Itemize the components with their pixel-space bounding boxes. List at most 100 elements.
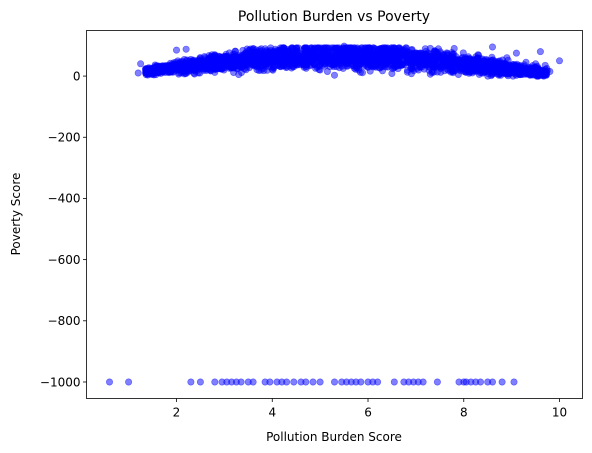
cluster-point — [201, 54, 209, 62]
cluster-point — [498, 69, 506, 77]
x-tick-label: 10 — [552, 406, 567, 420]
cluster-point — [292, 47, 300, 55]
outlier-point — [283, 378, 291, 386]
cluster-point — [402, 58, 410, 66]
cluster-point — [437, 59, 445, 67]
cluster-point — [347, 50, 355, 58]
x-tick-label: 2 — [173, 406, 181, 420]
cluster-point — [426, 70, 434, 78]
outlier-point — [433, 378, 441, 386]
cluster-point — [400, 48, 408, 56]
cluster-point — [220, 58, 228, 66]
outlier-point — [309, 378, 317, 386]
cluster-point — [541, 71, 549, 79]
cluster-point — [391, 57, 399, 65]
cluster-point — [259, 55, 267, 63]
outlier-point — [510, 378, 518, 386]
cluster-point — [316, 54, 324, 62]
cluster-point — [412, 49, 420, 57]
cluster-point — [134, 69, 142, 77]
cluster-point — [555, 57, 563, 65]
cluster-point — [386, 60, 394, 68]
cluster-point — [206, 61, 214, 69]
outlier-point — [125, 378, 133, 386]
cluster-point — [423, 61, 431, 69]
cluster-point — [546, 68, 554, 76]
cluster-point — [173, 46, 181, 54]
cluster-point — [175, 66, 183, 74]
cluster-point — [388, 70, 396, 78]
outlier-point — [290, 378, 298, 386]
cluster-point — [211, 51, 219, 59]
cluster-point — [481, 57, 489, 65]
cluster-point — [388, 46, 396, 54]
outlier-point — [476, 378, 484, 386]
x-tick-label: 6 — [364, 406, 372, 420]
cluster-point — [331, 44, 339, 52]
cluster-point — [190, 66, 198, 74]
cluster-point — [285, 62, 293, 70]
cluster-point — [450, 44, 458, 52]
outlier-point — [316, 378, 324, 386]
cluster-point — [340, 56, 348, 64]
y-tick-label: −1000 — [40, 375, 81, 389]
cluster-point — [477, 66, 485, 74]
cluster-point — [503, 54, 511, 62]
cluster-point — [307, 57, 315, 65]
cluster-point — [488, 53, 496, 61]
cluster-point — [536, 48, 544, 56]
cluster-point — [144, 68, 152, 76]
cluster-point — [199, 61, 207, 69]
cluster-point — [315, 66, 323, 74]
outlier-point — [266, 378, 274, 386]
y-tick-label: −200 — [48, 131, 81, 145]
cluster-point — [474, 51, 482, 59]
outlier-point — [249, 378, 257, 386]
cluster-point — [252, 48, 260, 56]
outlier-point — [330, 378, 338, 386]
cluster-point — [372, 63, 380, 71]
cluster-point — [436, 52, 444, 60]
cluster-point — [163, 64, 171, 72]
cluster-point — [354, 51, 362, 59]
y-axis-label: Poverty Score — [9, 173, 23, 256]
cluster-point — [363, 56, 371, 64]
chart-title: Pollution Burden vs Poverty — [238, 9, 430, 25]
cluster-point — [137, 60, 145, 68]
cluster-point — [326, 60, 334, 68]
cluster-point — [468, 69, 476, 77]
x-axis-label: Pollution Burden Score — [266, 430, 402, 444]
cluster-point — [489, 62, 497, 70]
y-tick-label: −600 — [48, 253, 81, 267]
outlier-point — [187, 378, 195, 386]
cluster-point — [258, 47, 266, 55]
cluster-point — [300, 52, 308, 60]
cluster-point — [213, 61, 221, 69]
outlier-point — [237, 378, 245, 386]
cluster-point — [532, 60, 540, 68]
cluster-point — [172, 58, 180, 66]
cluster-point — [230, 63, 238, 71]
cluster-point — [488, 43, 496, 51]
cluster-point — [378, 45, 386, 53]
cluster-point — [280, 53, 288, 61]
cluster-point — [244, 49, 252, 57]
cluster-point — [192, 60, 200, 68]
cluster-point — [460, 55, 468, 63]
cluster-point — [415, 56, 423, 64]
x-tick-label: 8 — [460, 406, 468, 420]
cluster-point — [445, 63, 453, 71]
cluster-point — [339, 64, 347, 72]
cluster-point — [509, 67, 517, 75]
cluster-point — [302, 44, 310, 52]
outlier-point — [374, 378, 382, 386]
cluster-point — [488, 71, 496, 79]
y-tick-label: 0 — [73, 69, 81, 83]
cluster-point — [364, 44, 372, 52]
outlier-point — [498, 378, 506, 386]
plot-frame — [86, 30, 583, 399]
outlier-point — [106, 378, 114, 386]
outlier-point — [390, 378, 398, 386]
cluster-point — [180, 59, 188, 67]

* * *

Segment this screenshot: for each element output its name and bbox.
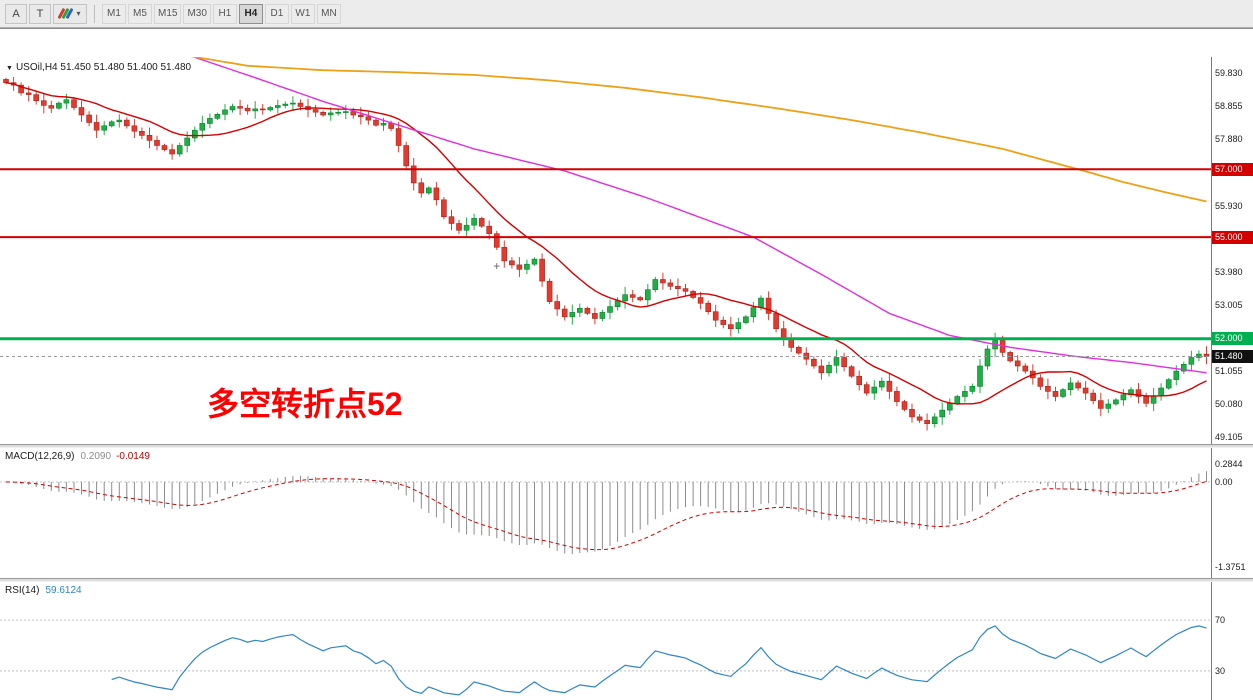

> Compito richiesto
Aggiorna le righe del materiale partendo da quella che contiene "Itemize the components" e proseguendo fino a quella che contiene "outlier-point — [283, 378, 291, 386]", entrambe incluse, sostituendo "cluster-point" con "group-point" e lasciando invariato tutto il resto. Non riportare le immagini nella risposta.

> Risposta qui sotto
Itemize the components with their pixel-space bounding boxes. List at most 100 elements.
group-point — [201, 54, 209, 62]
group-point — [498, 69, 506, 77]
x-tick-label: 10 — [552, 406, 567, 420]
group-point — [292, 47, 300, 55]
outlier-point — [283, 378, 291, 386]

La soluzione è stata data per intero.